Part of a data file
"""

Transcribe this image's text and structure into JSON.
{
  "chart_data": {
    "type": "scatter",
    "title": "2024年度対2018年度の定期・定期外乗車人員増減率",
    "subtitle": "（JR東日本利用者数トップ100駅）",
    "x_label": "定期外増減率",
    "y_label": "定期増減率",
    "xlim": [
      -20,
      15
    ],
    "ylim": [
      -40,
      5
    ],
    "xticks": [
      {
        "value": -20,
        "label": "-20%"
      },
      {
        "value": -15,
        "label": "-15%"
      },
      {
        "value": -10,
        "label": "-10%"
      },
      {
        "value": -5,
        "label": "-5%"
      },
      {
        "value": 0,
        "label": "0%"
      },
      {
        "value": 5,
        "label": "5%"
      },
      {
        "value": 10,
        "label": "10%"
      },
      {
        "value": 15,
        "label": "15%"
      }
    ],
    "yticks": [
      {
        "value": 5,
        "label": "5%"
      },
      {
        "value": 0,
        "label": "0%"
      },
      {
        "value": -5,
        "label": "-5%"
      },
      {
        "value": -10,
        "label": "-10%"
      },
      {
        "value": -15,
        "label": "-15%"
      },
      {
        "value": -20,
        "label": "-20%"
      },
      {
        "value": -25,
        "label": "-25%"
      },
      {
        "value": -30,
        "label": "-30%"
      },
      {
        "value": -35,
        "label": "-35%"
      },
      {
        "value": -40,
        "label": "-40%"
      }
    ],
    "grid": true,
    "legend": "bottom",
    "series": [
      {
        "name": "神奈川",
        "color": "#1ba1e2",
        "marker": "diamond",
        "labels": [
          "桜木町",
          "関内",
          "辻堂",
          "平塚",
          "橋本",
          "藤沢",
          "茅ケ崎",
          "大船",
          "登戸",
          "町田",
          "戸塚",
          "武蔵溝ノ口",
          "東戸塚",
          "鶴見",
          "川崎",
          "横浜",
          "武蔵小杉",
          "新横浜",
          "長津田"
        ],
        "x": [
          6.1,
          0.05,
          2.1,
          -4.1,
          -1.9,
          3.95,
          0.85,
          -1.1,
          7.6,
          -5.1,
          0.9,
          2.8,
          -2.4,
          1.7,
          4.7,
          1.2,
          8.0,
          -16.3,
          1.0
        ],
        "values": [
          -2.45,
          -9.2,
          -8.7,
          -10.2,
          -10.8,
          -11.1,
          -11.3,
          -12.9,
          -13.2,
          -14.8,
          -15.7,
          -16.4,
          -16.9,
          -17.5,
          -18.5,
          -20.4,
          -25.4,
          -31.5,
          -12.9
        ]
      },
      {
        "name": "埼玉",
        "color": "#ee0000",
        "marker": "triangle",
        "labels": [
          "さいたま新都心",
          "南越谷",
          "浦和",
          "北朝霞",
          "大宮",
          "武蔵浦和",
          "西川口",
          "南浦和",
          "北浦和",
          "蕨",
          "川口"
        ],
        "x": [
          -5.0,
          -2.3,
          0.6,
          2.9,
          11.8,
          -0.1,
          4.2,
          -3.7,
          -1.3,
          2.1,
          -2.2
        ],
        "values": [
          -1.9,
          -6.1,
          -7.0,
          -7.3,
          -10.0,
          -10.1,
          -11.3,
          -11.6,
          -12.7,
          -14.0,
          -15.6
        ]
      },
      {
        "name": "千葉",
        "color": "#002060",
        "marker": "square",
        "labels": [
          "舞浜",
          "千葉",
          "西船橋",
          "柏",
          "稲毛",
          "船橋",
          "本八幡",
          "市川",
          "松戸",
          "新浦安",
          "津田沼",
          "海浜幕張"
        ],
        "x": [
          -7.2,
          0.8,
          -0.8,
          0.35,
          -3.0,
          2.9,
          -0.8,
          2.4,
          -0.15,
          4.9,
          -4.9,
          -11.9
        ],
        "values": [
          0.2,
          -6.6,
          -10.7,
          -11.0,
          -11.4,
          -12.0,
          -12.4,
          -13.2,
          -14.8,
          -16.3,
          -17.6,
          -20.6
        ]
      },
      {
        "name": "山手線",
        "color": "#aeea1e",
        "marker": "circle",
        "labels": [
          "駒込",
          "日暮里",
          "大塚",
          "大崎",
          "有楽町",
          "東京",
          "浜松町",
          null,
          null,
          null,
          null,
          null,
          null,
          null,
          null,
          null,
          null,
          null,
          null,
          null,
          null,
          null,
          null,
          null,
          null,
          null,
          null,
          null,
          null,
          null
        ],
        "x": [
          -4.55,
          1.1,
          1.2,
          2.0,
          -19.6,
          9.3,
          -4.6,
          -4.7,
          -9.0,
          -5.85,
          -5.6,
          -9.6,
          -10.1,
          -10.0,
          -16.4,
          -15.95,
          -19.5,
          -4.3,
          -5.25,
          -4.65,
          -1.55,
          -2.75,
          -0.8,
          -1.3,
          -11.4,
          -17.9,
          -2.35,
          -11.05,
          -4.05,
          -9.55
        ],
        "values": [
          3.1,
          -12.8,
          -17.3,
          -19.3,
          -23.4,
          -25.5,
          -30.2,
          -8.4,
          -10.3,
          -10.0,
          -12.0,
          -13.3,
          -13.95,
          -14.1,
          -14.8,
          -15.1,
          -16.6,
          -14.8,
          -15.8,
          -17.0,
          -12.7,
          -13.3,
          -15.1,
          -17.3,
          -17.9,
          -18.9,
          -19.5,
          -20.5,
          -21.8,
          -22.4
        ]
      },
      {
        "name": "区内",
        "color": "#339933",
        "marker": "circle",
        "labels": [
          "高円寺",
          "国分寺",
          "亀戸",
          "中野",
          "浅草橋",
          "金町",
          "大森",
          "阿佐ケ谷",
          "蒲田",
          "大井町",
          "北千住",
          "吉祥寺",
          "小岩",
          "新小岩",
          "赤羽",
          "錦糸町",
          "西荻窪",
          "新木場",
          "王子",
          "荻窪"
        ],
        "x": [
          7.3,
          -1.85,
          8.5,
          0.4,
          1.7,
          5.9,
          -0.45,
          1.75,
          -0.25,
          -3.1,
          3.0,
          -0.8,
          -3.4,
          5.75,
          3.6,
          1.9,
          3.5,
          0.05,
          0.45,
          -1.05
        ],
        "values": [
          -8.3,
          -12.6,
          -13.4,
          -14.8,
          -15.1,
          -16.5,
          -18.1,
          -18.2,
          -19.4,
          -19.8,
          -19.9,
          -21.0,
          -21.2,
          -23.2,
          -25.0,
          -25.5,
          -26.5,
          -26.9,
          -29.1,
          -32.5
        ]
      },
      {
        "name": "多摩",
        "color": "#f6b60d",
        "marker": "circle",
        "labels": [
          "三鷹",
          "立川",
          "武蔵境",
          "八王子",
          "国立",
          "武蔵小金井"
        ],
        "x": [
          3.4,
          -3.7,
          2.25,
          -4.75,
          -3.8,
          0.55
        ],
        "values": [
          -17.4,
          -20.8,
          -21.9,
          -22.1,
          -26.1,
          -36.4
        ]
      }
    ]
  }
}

"""

• **Exercise prompt**
Please reproduce every line of the material word for word.

• **Complete response**
Transcribe this image's text and structure into JSON.
{
  "chart_data": {
    "type": "scatter",
    "title": "2024年度対2018年度の定期・定期外乗車人員増減率",
    "subtitle": "（JR東日本利用者数トップ100駅）",
    "x_label": "定期外増減率",
    "y_label": "定期増減率",
    "xlim": [
      -20,
      15
    ],
    "ylim": [
      -40,
      5
    ],
    "xticks": [
      {
        "value": -20,
        "label": "-20%"
      },
      {
        "value": -15,
        "label": "-15%"
      },
      {
        "value": -10,
        "label": "-10%"
      },
      {
        "value": -5,
        "label": "-5%"
      },
      {
        "value": 0,
        "label": "0%"
      },
      {
        "value": 5,
        "label": "5%"
      },
      {
        "value": 10,
        "label": "10%"
      },
      {
        "value": 15,
        "label": "15%"
      }
    ],
    "yticks": [
      {
        "value": 5,
        "label": "5%"
      },
      {
        "value": 0,
        "label": "0%"
      },
      {
        "value": -5,
        "label": "-5%"
      },
      {
        "value": -10,
        "label": "-10%"
      },
      {
        "value": -15,
        "label": "-15%"
      },
      {
        "value": -20,
        "label": "-20%"
      },
      {
        "value": -25,
        "label": "-25%"
      },
      {
        "value": -30,
        "label": "-30%"
      },
      {
        "value": -35,
        "label": "-35%"
      },
      {
        "value": -40,
        "label": "-40%"
      }
    ],
    "grid": true,
    "legend": "bottom",
    "series": [
      {
        "name": "神奈川",
        "color": "#1ba1e2",
        "marker": "diamond",
        "labels": [
          "桜木町",
          "関内",
          "辻堂",
          "平塚",
          "橋本",
          "藤沢",
          "茅ケ崎",
          "大船",
          "登戸",
          "町田",
          "戸塚",
          "武蔵溝ノ口",
          "東戸塚",
          "鶴見",
          "川崎",
          "横浜",
          "武蔵小杉",
          "新横浜",
          "長津田"
        ],
        "x": [
          6.1,
          0.05,
          2.1,
          -4.1,
          -1.9,
          3.95,
          0.85,
          -1.1,
          7.6,
          -5.1,
          0.9,
          2.8,
          -2.4,
          1.7,
          4.7,
          1.2,
          8.0,
          -16.3,
          1.0
        ],
        "values": [
          -2.45,
          -9.2,
          -8.7,
          -10.2,
          -10.8,
          -11.1,
          -11.3,
          -12.9,
          -13.2,
          -14.8,
          -15.7,
          -16.4,
          -16.9,
          -17.5,
          -18.5,
          -20.4,
          -25.4,
          -31.5,
          -12.9
        ]
      },
      {
        "name": "埼玉",
        "color": "#ee0000",
        "marker": "triangle",
        "labels": [
          "さいたま新都心",
          "南越谷",
          "浦和",
          "北朝霞",
          "大宮",
          "武蔵浦和",
          "西川口",
          "南浦和",
          "北浦和",
          "蕨",
          "川口"
        ],
        "x": [
          -5.0,
          -2.3,
          0.6,
          2.9,
          11.8,
          -0.1,
          4.2,
          -3.7,
          -1.3,
          2.1,
          -2.2
        ],
        "values": [
          -1.9,
          -6.1,
          -7.0,
          -7.3,
          -10.0,
          -10.1,
          -11.3,
          -11.6,
          -12.7,
          -14.0,
          -15.6
        ]
      },
      {
        "name": "千葉",
        "color": "#002060",
        "marker": "square",
        "labels": [
          "舞浜",
          "千葉",
          "西船橋",
          "柏",
          "稲毛",
          "船橋",
          "本八幡",
          "市川",
          "松戸",
          "新浦安",
          "津田沼",
          "海浜幕張"
        ],
        "x": [
          -7.2,
          0.8,
          -0.8,
          0.35,
          -3.0,
          2.9,
          -0.8,
          2.4,
          -0.15,
          4.9,
          -4.9,
          -11.9
        ],
        "values": [
          0.2,
          -6.6,
          -10.7,
          -11.0,
          -11.4,
          -12.0,
          -12.4,
          -13.2,
          -14.8,
          -16.3,
          -17.6,
          -20.6
        ]
      },
      {
        "name": "山手線",
        "color": "#aeea1e",
        "marker": "circle",
        "labels": [
          "駒込",
          "日暮里",
          "大塚",
          "大崎",
          "有楽町",
          "東京",
          "浜松町",
          null,
          null,
          null,
          null,
          null,
          null,
          null,
          null,
          null,
          null,
          null,
          null,
          null,
          null,
          null,
          null,
          null,
          null,
          null,
          null,
          null,
          null,
          null
        ],
        "x": [
          -4.55,
          1.1,
          1.2,
          2.0,
          -19.6,
          9.3,
          -4.6,
          -4.7,
          -9.0,
          -5.85,
          -5.6,
          -9.6,
          -10.1,
          -10.0,
          -16.4,
          -15.95,
          -19.5,
          -4.3,
          -5.25,
          -4.65,
          -1.55,
          -2.75,
          -0.8,
          -1.3,
          -11.4,
          -17.9,
          -2.35,
          -11.05,
          -4.05,
          -9.55
        ],
        "values": [
          3.1,
          -12.8,
          -17.3,
          -19.3,
          -23.4,
          -25.5,
          -30.2,
          -8.4,
          -10.3,
          -10.0,
          -12.0,
          -13.3,
          -13.95,
          -14.1,
          -14.8,
          -15.1,
          -16.6,
          -14.8,
          -15.8,
          -17.0,
          -12.7,
          -13.3,
          -15.1,
          -17.3,
          -17.9,
          -18.9,
          -19.5,
          -20.5,
          -21.8,
          -22.4
        ]
      },
      {
        "name": "区内",
        "color": "#339933",
        "marker": "circle",
        "labels": [
          "高円寺",
          "国分寺",
          "亀戸",
          "中野",
          "浅草橋",
          "金町",
          "大森",
          "阿佐ケ谷",
          "蒲田",
          "大井町",
          "北千住",
          "吉祥寺",
          "小岩",
          "新小岩",
          "赤羽",
          "錦糸町",
          "西荻窪",
          "新木場",
          "王子",
          "荻窪"
        ],
        "x": [
          7.3,
          -1.85,
          8.5,
          0.4,
          1.7,
          5.9,
          -0.45,
          1.75,
          -0.25,
          -3.1,
          3.0,
          -0.8,
          -3.4,
          5.75,
          3.6,
          1.9,
          3.5,
          0.05,
          0.45,
          -1.05
        ],
        "values": [
          -8.3,
          -12.6,
          -13.4,
          -14.8,
          -15.1,
          -16.5,
          -18.1,
          -18.2,
          -19.4,
          -19.8,
          -19.9,
          -21.0,
          -21.2,
          -23.2,
          -25.0,
          -25.5,
          -26.5,
          -26.9,
          -29.1,
          -32.5
        ]
      },
      {
        "name": "多摩",
        "color": "#f6b60d",
        "marker": "circle",
        "labels": [
          "三鷹",
          "立川",
          "武蔵境",
          "八王子",
          "国立",
          "武蔵小金井"
        ],
        "x": [
          3.4,
          -3.7,
          2.25,
          -4.75,
          -3.8,
          0.55
        ],
        "values": [
          -17.4,
          -20.8,
          -21.9,
          -22.1,
          -26.1,
          -36.4
        ]
      }
    ]
  }
}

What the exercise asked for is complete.